(Dataset rows about figures)
===

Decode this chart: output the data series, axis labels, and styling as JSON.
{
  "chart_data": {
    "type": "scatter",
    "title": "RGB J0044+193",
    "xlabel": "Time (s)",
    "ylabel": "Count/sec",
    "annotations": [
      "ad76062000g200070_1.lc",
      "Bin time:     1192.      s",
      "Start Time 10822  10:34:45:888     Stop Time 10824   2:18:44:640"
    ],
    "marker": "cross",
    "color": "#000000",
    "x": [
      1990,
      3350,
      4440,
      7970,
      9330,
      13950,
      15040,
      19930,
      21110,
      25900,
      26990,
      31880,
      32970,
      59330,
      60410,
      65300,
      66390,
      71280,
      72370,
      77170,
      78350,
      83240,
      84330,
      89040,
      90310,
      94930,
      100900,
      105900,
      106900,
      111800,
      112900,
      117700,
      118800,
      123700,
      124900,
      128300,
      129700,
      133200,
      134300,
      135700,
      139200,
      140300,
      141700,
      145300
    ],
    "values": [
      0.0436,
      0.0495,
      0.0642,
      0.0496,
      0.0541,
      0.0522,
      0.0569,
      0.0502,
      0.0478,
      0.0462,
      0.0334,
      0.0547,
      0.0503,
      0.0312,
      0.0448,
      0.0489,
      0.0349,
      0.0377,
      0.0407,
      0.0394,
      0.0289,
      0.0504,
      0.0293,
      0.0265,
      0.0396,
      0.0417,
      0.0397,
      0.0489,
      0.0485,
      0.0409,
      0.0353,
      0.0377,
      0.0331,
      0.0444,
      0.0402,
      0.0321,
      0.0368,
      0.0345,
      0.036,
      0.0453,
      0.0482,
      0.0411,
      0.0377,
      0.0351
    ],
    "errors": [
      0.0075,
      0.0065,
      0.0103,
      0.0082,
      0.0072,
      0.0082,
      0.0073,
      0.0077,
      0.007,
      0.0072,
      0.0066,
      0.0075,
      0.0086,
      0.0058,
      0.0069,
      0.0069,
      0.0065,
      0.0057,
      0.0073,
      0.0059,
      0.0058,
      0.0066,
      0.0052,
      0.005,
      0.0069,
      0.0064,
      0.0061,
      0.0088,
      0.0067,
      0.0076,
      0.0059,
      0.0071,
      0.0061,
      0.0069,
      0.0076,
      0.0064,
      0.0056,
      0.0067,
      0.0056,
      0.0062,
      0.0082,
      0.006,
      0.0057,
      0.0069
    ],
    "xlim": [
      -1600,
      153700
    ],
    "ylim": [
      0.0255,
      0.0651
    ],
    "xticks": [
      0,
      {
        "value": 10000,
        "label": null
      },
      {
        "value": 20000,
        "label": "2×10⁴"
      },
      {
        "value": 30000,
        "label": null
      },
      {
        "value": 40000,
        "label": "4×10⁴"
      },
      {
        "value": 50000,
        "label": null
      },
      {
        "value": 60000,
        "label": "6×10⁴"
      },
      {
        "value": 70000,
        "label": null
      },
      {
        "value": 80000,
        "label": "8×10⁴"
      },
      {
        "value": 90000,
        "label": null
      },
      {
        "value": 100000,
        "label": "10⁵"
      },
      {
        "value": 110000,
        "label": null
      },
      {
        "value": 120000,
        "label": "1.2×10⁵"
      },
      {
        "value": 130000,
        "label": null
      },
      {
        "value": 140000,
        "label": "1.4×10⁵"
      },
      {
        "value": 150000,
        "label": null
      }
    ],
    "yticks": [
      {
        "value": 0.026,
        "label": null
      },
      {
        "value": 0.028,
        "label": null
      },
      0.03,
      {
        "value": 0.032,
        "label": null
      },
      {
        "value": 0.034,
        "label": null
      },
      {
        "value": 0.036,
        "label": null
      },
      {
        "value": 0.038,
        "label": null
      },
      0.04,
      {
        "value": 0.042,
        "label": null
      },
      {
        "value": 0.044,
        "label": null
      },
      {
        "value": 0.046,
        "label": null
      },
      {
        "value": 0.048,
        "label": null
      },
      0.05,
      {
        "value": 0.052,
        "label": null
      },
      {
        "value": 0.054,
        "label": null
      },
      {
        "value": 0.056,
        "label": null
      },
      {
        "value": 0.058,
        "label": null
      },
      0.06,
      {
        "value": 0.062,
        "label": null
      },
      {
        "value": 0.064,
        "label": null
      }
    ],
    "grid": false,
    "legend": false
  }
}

===

Using the data above, repeat every line exactly.

**OUTPUT OF THE EXERCISE**
Decode this chart: output the data series, axis labels, and styling as JSON.
{
  "chart_data": {
    "type": "scatter",
    "title": "RGB J0044+193",
    "xlabel": "Time (s)",
    "ylabel": "Count/sec",
    "annotations": [
      "ad76062000g200070_1.lc",
      "Bin time:     1192.      s",
      "Start Time 10822  10:34:45:888     Stop Time 10824   2:18:44:640"
    ],
    "marker": "cross",
    "color": "#000000",
    "x": [
      1990,
      3350,
      4440,
      7970,
      9330,
      13950,
      15040,
      19930,
      21110,
      25900,
      26990,
      31880,
      32970,
      59330,
      60410,
      65300,
      66390,
      71280,
      72370,
      77170,
      78350,
      83240,
      84330,
      89040,
      90310,
      94930,
      100900,
      105900,
      106900,
      111800,
      112900,
      117700,
      118800,
      123700,
      124900,
      128300,
      129700,
      133200,
      134300,
      135700,
      139200,
      140300,
      141700,
      145300
    ],
    "values": [
      0.0436,
      0.0495,
      0.0642,
      0.0496,
      0.0541,
      0.0522,
      0.0569,
      0.0502,
      0.0478,
      0.0462,
      0.0334,
      0.0547,
      0.0503,
      0.0312,
      0.0448,
      0.0489,
      0.0349,
      0.0377,
      0.0407,
      0.0394,
      0.0289,
      0.0504,
      0.0293,
      0.0265,
      0.0396,
      0.0417,
      0.0397,
      0.0489,
      0.0485,
      0.0409,
      0.0353,
      0.0377,
      0.0331,
      0.0444,
      0.0402,
      0.0321,
      0.0368,
      0.0345,
      0.036,
      0.0453,
      0.0482,
      0.0411,
      0.0377,
      0.0351
    ],
    "errors": [
      0.0075,
      0.0065,
      0.0103,
      0.0082,
      0.0072,
      0.0082,
      0.0073,
      0.0077,
      0.007,
      0.0072,
      0.0066,
      0.0075,
      0.0086,
      0.0058,
      0.0069,
      0.0069,
      0.0065,
      0.0057,
      0.0073,
      0.0059,
      0.0058,
      0.0066,
      0.0052,
      0.005,
      0.0069,
      0.0064,
      0.0061,
      0.0088,
      0.0067,
      0.0076,
      0.0059,
      0.0071,
      0.0061,
      0.0069,
      0.0076,
      0.0064,
      0.0056,
      0.0067,
      0.0056,
      0.0062,
      0.0082,
      0.006,
      0.0057,
      0.0069
    ],
    "xlim": [
      -1600,
      153700
    ],
    "ylim": [
      0.0255,
      0.0651
    ],
    "xticks": [
      0,
      {
        "value": 10000,
        "label": null
      },
      {
        "value": 20000,
        "label": "2×10⁴"
      },
      {
        "value": 30000,
        "label": null
      },
      {
        "value": 40000,
        "label": "4×10⁴"
      },
      {
        "value": 50000,
        "label": null
      },
      {
        "value": 60000,
        "label": "6×10⁴"
      },
      {
        "value": 70000,
        "label": null
      },
      {
        "value": 80000,
        "label": "8×10⁴"
      },
      {
        "value": 90000,
        "label": null
      },
      {
        "value": 100000,
        "label": "10⁵"
      },
      {
        "value": 110000,
        "label": null
      },
      {
        "value": 120000,
        "label": "1.2×10⁵"
      },
      {
        "value": 130000,
        "label": null
      },
      {
        "value": 140000,
        "label": "1.4×10⁵"
      },
      {
        "value": 150000,
        "label": null
      }
    ],
    "yticks": [
      {
        "value": 0.026,
        "label": null
      },
      {
        "value": 0.028,
        "label": null
      },
      0.03,
      {
        "value": 0.032,
        "label": null
      },
      {
        "value": 0.034,
        "label": null
      },
      {
        "value": 0.036,
        "label": null
      },
      {
        "value": 0.038,
        "label": null
      },
      0.04,
      {
        "value": 0.042,
        "label": null
      },
      {
        "value": 0.044,
        "label": null
      },
      {
        "value": 0.046,
        "label": null
      },
      {
        "value": 0.048,
        "label": null
      },
      0.05,
      {
        "value": 0.052,
        "label": null
      },
      {
        "value": 0.054,
        "label": null
      },
      {
        "value": 0.056,
        "label": null
      },
      {
        "value": 0.058,
        "label": null
      },
      0.06,
      {
        "value": 0.062,
        "label": null
      },
      {
        "value": 0.064,
        "label": null
      }
    ],
    "grid": false,
    "legend": false
  }
}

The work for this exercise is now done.